What needs to be done —
Convert the lines below into a JSON list of strings, one string per line, leaving out any blank lines.
══ Data provided
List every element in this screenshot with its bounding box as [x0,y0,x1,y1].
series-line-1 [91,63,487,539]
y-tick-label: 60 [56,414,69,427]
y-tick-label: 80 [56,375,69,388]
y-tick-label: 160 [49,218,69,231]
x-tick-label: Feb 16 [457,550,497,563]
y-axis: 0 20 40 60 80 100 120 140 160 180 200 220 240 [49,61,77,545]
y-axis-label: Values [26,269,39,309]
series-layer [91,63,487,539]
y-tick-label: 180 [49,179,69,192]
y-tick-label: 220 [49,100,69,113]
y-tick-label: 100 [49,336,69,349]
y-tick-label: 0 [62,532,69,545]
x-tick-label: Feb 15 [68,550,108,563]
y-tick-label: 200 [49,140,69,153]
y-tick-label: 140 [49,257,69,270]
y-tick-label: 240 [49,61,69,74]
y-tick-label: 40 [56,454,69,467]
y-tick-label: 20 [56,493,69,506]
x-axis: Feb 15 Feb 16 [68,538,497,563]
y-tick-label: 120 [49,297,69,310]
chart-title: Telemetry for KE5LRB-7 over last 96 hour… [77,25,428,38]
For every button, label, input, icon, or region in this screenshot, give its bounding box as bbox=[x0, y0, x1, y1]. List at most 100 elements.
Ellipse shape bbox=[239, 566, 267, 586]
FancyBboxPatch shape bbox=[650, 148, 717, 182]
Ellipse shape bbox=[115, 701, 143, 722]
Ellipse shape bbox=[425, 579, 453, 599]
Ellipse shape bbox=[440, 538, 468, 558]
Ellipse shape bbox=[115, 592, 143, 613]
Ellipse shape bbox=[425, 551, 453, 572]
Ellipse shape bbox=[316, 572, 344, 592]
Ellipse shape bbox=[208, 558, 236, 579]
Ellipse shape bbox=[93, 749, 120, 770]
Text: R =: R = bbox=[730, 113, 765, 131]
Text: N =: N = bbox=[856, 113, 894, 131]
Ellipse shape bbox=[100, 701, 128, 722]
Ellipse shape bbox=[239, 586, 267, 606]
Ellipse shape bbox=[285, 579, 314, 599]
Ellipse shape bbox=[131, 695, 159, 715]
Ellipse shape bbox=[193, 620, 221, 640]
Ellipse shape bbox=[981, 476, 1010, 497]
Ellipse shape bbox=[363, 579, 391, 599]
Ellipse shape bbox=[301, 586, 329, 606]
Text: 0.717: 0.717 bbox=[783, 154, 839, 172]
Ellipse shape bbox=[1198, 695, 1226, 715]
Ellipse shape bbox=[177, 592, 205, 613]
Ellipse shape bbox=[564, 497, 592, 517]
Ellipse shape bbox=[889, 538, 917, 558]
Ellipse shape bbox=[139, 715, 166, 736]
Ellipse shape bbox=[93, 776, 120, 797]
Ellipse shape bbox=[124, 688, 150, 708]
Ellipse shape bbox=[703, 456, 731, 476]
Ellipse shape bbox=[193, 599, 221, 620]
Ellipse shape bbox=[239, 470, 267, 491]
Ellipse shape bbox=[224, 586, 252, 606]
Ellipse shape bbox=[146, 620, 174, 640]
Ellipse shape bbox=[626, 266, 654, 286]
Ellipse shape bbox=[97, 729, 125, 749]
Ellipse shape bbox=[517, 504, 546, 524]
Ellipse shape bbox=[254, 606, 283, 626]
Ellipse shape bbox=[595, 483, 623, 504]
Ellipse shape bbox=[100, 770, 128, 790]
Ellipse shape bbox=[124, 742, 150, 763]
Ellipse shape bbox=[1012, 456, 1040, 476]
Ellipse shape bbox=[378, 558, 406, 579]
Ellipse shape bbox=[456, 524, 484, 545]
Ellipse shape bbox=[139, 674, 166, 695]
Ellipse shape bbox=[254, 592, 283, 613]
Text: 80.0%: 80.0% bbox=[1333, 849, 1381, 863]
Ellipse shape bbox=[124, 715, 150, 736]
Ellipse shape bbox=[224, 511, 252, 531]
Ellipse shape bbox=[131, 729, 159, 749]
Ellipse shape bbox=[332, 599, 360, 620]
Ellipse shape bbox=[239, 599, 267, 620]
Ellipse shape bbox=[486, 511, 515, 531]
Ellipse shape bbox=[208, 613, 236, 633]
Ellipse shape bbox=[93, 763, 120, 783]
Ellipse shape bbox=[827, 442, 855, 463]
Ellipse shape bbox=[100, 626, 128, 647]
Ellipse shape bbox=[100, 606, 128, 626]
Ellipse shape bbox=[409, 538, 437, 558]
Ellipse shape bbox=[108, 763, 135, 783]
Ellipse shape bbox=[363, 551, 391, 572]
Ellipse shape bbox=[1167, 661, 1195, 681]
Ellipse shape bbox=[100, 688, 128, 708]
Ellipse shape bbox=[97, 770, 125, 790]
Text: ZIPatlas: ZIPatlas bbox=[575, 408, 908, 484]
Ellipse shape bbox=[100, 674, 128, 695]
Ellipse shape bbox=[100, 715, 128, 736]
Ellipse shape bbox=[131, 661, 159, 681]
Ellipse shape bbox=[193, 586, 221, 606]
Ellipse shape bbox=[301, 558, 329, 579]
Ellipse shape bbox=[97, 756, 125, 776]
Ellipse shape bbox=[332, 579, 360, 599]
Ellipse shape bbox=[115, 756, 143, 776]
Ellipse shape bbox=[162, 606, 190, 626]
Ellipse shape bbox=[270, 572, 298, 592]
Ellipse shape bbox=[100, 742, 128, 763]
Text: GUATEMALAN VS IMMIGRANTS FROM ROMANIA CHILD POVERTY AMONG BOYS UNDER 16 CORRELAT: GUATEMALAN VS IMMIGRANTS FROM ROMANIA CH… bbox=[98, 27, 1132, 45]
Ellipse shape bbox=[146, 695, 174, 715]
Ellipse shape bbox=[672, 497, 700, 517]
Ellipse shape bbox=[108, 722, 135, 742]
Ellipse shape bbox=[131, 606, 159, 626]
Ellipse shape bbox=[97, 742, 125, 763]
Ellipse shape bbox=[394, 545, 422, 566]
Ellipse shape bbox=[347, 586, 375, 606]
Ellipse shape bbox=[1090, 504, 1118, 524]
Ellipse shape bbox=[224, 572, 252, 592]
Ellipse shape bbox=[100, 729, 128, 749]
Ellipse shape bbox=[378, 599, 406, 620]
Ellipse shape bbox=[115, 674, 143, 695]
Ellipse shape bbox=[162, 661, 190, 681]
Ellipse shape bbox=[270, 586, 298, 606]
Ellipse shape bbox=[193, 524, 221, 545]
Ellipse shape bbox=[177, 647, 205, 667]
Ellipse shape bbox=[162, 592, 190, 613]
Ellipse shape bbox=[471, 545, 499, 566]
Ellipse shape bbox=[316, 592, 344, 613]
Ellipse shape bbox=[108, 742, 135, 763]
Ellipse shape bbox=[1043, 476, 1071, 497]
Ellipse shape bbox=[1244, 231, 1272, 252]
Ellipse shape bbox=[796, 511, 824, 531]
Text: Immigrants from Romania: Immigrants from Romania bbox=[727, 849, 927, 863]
════
Completed task —
[
  "List every element in this screenshot with its bounding box as [x0,y0,x1,y1].",
  "series-line-1 [91,63,487,539]",
  "y-tick-label: 60 [56,414,69,427]",
  "y-tick-label: 80 [56,375,69,388]",
  "y-tick-label: 160 [49,218,69,231]",
  "x-tick-label: Feb 16 [457,550,497,563]",
  "y-axis: 0 20 40 60 80 100 120 140 160 180 200 220 240 [49,61,77,545]",
  "y-axis-label: Values [26,269,39,309]",
  "series-layer [91,63,487,539]",
  "y-tick-label: 180 [49,179,69,192]",
  "y-tick-label: 220 [49,100,69,113]",
  "y-tick-label: 100 [49,336,69,349]",
  "y-tick-label: 0 [62,532,69,545]",
  "x-tick-label: Feb 15 [68,550,108,563]",
  "y-tick-label: 200 [49,140,69,153]",
  "y-tick-label: 140 [49,257,69,270]",
  "y-tick-label: 240 [49,61,69,74]",
  "y-tick-label: 40 [56,454,69,467]",
  "y-tick-label: 20 [56,493,69,506]",
  "x-axis: Feb 15 Feb 16 [68,538,497,563]",
  "y-tick-label: 120 [49,297,69,310]",
  "chart-title: Telemetry for KE5LRB-7 over last 96 hour… [77,25,428,38]",
  "For every button, label, input, icon, or region in this screenshot, give its bounding box as bbox=[x0, y0, x1, y1]. List at most 100 elements.",
  "Ellipse shape bbox=[239, 566, 267, 586]",
  "FancyBboxPatch shape bbox=[650, 148, 717, 182]",
  "Ellipse shape bbox=[115, 701, 143, 722]",
  "Ellipse shape bbox=[425, 579, 453, 599]",
  "Ellipse shape bbox=[440, 538, 468, 558]",
  "Ellipse shape bbox=[115, 592, 143, 613]",
  "Ellipse shape bbox=[425, 551, 453, 572]",
  "Ellipse shape bbox=[316, 572, 344, 592]",
  "Ellipse shape bbox=[208, 558, 236, 579]",
  "Ellipse shape bbox=[93, 749, 120, 770]",
  "Text: R =: R = bbox=[730, 113, 765, 131]",
  "Text: N =: N = bbox=[856, 113, 894, 131]",
  "Ellipse shape bbox=[100, 701, 128, 722]",
  "Ellipse shape bbox=[239, 586, 267, 606]",
  "Ellipse shape bbox=[285, 579, 314, 599]",
  "Ellipse shape bbox=[131, 695, 159, 715]",
  "Ellipse shape bbox=[193, 620, 221, 640]",
  "Ellipse shape bbox=[981, 476, 1010, 497]",
  "Ellipse shape bbox=[363, 579, 391, 599]",
  "Ellipse shape bbox=[301, 586, 329, 606]",
  "Text: 0.717: 0.717 bbox=[783, 154, 839, 172]",
  "Ellipse shape bbox=[1198, 695, 1226, 715]",
  "Ellipse shape bbox=[177, 592, 205, 613]",
  "Ellipse shape bbox=[564, 497, 592, 517]",
  "Ellipse shape bbox=[889, 538, 917, 558]",
  "Ellipse shape bbox=[139, 715, 166, 736]",
  "Ellipse shape bbox=[93, 776, 120, 797]",
  "Ellipse shape bbox=[124, 688, 150, 708]",
  "Ellipse shape bbox=[703, 456, 731, 476]",
  "Ellipse shape bbox=[193, 599, 221, 620]",
  "Ellipse shape bbox=[239, 470, 267, 491]",
  "Ellipse shape bbox=[224, 586, 252, 606]",
  "Ellipse shape bbox=[146, 620, 174, 640]",
  "Ellipse shape bbox=[626, 266, 654, 286]",
  "Ellipse shape bbox=[97, 729, 125, 749]",
  "Ellipse shape bbox=[517, 504, 546, 524]",
  "Ellipse shape bbox=[254, 606, 283, 626]",
  "Ellipse shape bbox=[595, 483, 623, 504]",
  "Ellipse shape bbox=[100, 770, 128, 790]",
  "Ellipse shape bbox=[124, 742, 150, 763]",
  "Ellipse shape bbox=[1012, 456, 1040, 476]",
  "Ellipse shape bbox=[378, 558, 406, 579]",
  "Ellipse shape bbox=[456, 524, 484, 545]",
  "Ellipse shape bbox=[139, 674, 166, 695]",
  "Ellipse shape bbox=[254, 592, 283, 613]",
  "Text: 80.0%: 80.0% bbox=[1333, 849, 1381, 863]",
  "Ellipse shape bbox=[124, 715, 150, 736]",
  "Ellipse shape bbox=[224, 511, 252, 531]",
  "Ellipse shape bbox=[131, 729, 159, 749]",
  "Ellipse shape bbox=[332, 599, 360, 620]",
  "Ellipse shape bbox=[239, 599, 267, 620]",
  "Ellipse shape bbox=[486, 511, 515, 531]",
  "Ellipse shape bbox=[208, 613, 236, 633]",
  "Ellipse shape bbox=[93, 763, 120, 783]",
  "Ellipse shape bbox=[827, 442, 855, 463]",
  "Ellipse shape bbox=[100, 626, 128, 647]",
  "Ellipse shape bbox=[100, 606, 128, 626]",
  "Ellipse shape bbox=[409, 538, 437, 558]",
  "Ellipse shape bbox=[108, 763, 135, 783]",
  "Ellipse shape bbox=[363, 551, 391, 572]",
  "Ellipse shape bbox=[1167, 661, 1195, 681]",
  "Ellipse shape bbox=[100, 688, 128, 708]",
  "Ellipse shape bbox=[97, 770, 125, 790]",
  "Text: ZIPatlas: ZIPatlas bbox=[575, 408, 908, 484]",
  "Ellipse shape bbox=[100, 674, 128, 695]",
  "Ellipse shape bbox=[100, 715, 128, 736]",
  "Ellipse shape bbox=[131, 661, 159, 681]",
  "Ellipse shape bbox=[193, 586, 221, 606]",
  "Ellipse shape bbox=[301, 558, 329, 579]",
  "Ellipse shape bbox=[97, 756, 125, 776]",
  "Ellipse shape bbox=[332, 579, 360, 599]",
  "Ellipse shape bbox=[115, 756, 143, 776]",
  "Ellipse shape bbox=[162, 606, 190, 626]",
  "Ellipse shape bbox=[270, 572, 298, 592]",
  "Ellipse shape bbox=[100, 742, 128, 763]",
  "Text: GUATEMALAN VS IMMIGRANTS FROM ROMANIA CHILD POVERTY AMONG BOYS UNDER 16 CORRELAT: GUATEMALAN VS IMMIGRANTS FROM ROMANIA CH… bbox=[98, 27, 1132, 45]",
  "Ellipse shape bbox=[146, 695, 174, 715]",
  "Ellipse shape bbox=[672, 497, 700, 517]",
  "Ellipse shape bbox=[108, 722, 135, 742]",
  "Ellipse shape bbox=[131, 606, 159, 626]",
  "Ellipse shape bbox=[97, 742, 125, 763]",
  "Ellipse shape bbox=[394, 545, 422, 566]",
  "Ellipse shape bbox=[347, 586, 375, 606]",
  "Ellipse shape bbox=[1090, 504, 1118, 524]",
  "Ellipse shape bbox=[224, 572, 252, 592]",
  "Ellipse shape bbox=[100, 729, 128, 749]",
  "Ellipse shape bbox=[378, 599, 406, 620]",
  "Ellipse shape bbox=[115, 674, 143, 695]",
  "Ellipse shape bbox=[162, 661, 190, 681]",
  "Ellipse shape bbox=[270, 586, 298, 606]",
  "Ellipse shape bbox=[193, 524, 221, 545]",
  "Ellipse shape bbox=[177, 647, 205, 667]",
  "Ellipse shape bbox=[162, 592, 190, 613]",
  "Ellipse shape bbox=[471, 545, 499, 566]",
  "Ellipse shape bbox=[316, 592, 344, 613]",
  "Ellipse shape bbox=[108, 742, 135, 763]",
  "Ellipse shape bbox=[1043, 476, 1071, 497]",
  "Ellipse shape bbox=[1244, 231, 1272, 252]",
  "Ellipse shape bbox=[796, 511, 824, 531]",
  "Text: Immigrants from Romania: Immigrants from Romania bbox=[727, 849, 927, 863]"
]